-- Start of Material shown --
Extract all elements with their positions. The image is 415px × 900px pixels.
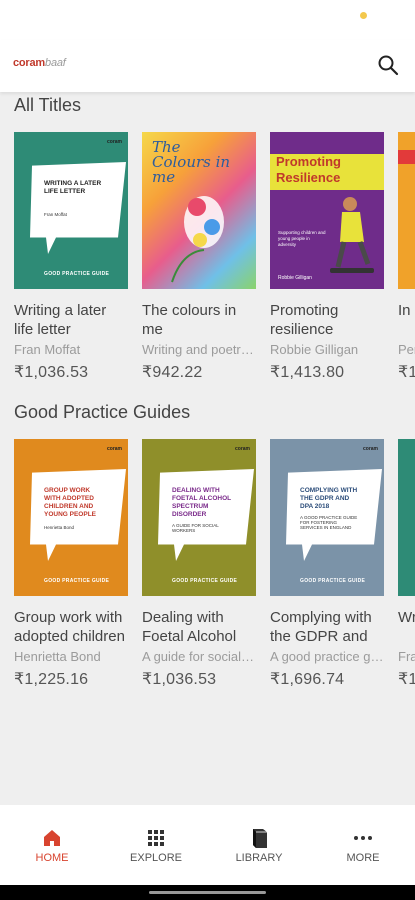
cover-subtitle: A GOOD PRACTICE GUIDE FOR FOSTERING SERV… — [300, 515, 358, 530]
book-row-all-titles[interactable]: coram WRITING A LATER LIFE LETTER Fran M… — [14, 132, 415, 392]
book-title[interactable]: Writing a later life letter — [14, 301, 128, 339]
publisher-logo: coram — [234, 446, 250, 452]
book-icon — [253, 829, 267, 848]
book-card[interactable]: Promoting Resilience Supporting children… — [270, 132, 384, 382]
nav-label: MORE — [346, 852, 380, 864]
book-card[interactable]: coram WRITING A LATER LIFE LETTER Fran M… — [14, 132, 128, 382]
book-author: Per — [398, 342, 415, 357]
book-cover[interactable]: Promoting Resilience Supporting children… — [270, 132, 384, 289]
book-price: ₹1 — [398, 364, 415, 381]
book-cover[interactable]: coram WRITING A LATER LIFE LETTER Fran M… — [14, 132, 128, 289]
book-title[interactable]: Promoting resilience — [270, 301, 384, 339]
app-bar: corambaaf — [0, 40, 415, 92]
book-price: ₹1,225.16 — [14, 671, 89, 688]
book-price: ₹1,413.80 — [270, 364, 345, 381]
book-cover[interactable]: The Colours in me — [142, 132, 256, 289]
nav-label: LIBRARY — [235, 852, 283, 864]
book-author: A good practice guide — [270, 649, 384, 664]
cover-title: The Colours in me — [152, 138, 231, 186]
book-cover[interactable] — [398, 132, 415, 289]
book-author: Writing and poetry by adopted children a… — [142, 342, 256, 357]
cover-bubble — [30, 162, 126, 254]
cover-blurb: Supporting children and young people in … — [278, 230, 326, 247]
publisher-logo: coram — [106, 139, 122, 145]
book-title[interactable]: The colours in me — [142, 301, 256, 339]
nav-home[interactable]: HOME — [12, 805, 92, 885]
home-icon — [44, 830, 60, 846]
notification-dot — [360, 12, 367, 19]
section-title-good-practice-guides[interactable]: Good Practice Guides — [14, 402, 190, 423]
book-price: ₹1,036.53 — [142, 671, 217, 688]
nav-more[interactable]: MORE — [323, 805, 403, 885]
book-card[interactable]: The Colours in me The colours in me Writ… — [142, 132, 256, 382]
cover-title: COMPLYING WITH THE GDPR AND DPA 2018 — [300, 487, 358, 510]
book-author: Fran Moffat — [14, 342, 81, 357]
section-title-all-titles[interactable]: All Titles — [14, 95, 81, 116]
cover-stripe — [398, 150, 415, 164]
publisher-logo: coram — [362, 446, 378, 452]
book-cover[interactable]: coram COMPLYING WITH THE GDPR AND DPA 20… — [270, 439, 384, 596]
book-author: Fra — [398, 649, 415, 664]
status-bar — [0, 0, 415, 40]
book-author: Robbie Gilligan — [270, 342, 359, 357]
cover-author: Fran Moffat — [44, 212, 67, 217]
book-row-good-practice-guides[interactable]: coram GROUP WORK WITH ADOPTED CHILDREN A… — [14, 439, 415, 699]
publisher-logo: coram — [106, 446, 122, 452]
book-author: Henrietta Bond — [14, 649, 101, 664]
nav-explore[interactable]: EXPLORE — [116, 805, 196, 885]
logo[interactable]: corambaaf — [13, 57, 66, 69]
bottom-navigation: HOME EXPLORE LIBRARY MORE — [0, 805, 415, 885]
book-card[interactable]: coram GROUP WORK WITH ADOPTED CHILDREN A… — [14, 439, 128, 689]
book-title[interactable]: Group work with adopted children — [14, 608, 128, 646]
book-price: ₹1,036.53 — [14, 364, 89, 381]
book-title[interactable]: Dealing with Foetal Alcohol Spectrum Dis… — [142, 608, 256, 646]
nav-label: EXPLORE — [130, 852, 182, 864]
book-price: ₹942.22 — [142, 364, 203, 381]
cover-series: GOOD PRACTICE GUIDE — [300, 578, 366, 584]
cover-title: DEALING WITH FOETAL ALCOHOL SPECTRUM DIS… — [172, 487, 231, 518]
cover-subtitle: A GUIDE FOR SOCIAL WORKERS — [172, 523, 219, 533]
book-price: ₹1 — [398, 671, 415, 688]
system-navigation-bar — [0, 885, 415, 900]
home-gesture-pill[interactable] — [149, 891, 266, 894]
book-cover[interactable]: coram DEALING WITH FOETAL ALCOHOL SPECTR… — [142, 439, 256, 596]
cover-series: GOOD PRACTICE GUIDE — [44, 578, 110, 584]
cover-photo — [330, 197, 374, 273]
grid-icon — [148, 830, 164, 846]
cover-series: GOOD PRACTICE GUIDE — [44, 271, 110, 277]
book-card[interactable]: coram COMPLYING WITH THE GDPR AND DPA 20… — [270, 439, 384, 689]
nav-library[interactable]: LIBRARY — [219, 805, 299, 885]
book-card[interactable]: In s be Per ₹1 — [398, 132, 415, 382]
search-icon[interactable] — [375, 52, 401, 78]
book-author: A guide for social workers — [142, 649, 256, 664]
book-cover[interactable] — [398, 439, 415, 596]
cover-author: Henrietta Bond — [44, 525, 75, 530]
book-title[interactable]: Wr life — [398, 608, 415, 646]
cover-author: Robbie Gilligan — [278, 275, 312, 281]
book-title[interactable]: In s be — [398, 301, 415, 339]
book-card[interactable]: Wr life Fra ₹1 — [398, 439, 415, 689]
cover-title: GROUP WORK WITH ADOPTED CHILDREN AND YOU… — [44, 487, 97, 518]
cover-series: GOOD PRACTICE GUIDE — [172, 578, 238, 584]
book-cover[interactable]: coram GROUP WORK WITH ADOPTED CHILDREN A… — [14, 439, 128, 596]
cover-title: WRITING A LATER LIFE LETTER — [44, 180, 102, 195]
book-price: ₹1,696.74 — [270, 671, 345, 688]
more-icon — [354, 836, 372, 840]
book-card[interactable]: coram DEALING WITH FOETAL ALCOHOL SPECTR… — [142, 439, 256, 689]
book-title[interactable]: Complying with the GDPR and DPA 2018 — [270, 608, 384, 646]
nav-label: HOME — [35, 852, 69, 864]
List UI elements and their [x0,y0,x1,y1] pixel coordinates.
-- End of Material shown --
▸ Set exercise
Rewrite the rows starting with the one that contains "cover-subtitle: A GOOD" and going on through the one that contains "book-title[interactable]: Writing a", changing "FOSTERING" to "KINSHIP CARE" and leaving everything else as it is.

▸ Finished answer
cover-subtitle: A GOOD PRACTICE GUIDE FOR KINSHIP CARE SERV… — [300, 515, 358, 530]
book-row-all-titles[interactable]: coram WRITING A LATER LIFE LETTER Fran M… — [14, 132, 415, 392]
book-title[interactable]: Writing a later life letter — [14, 301, 128, 339]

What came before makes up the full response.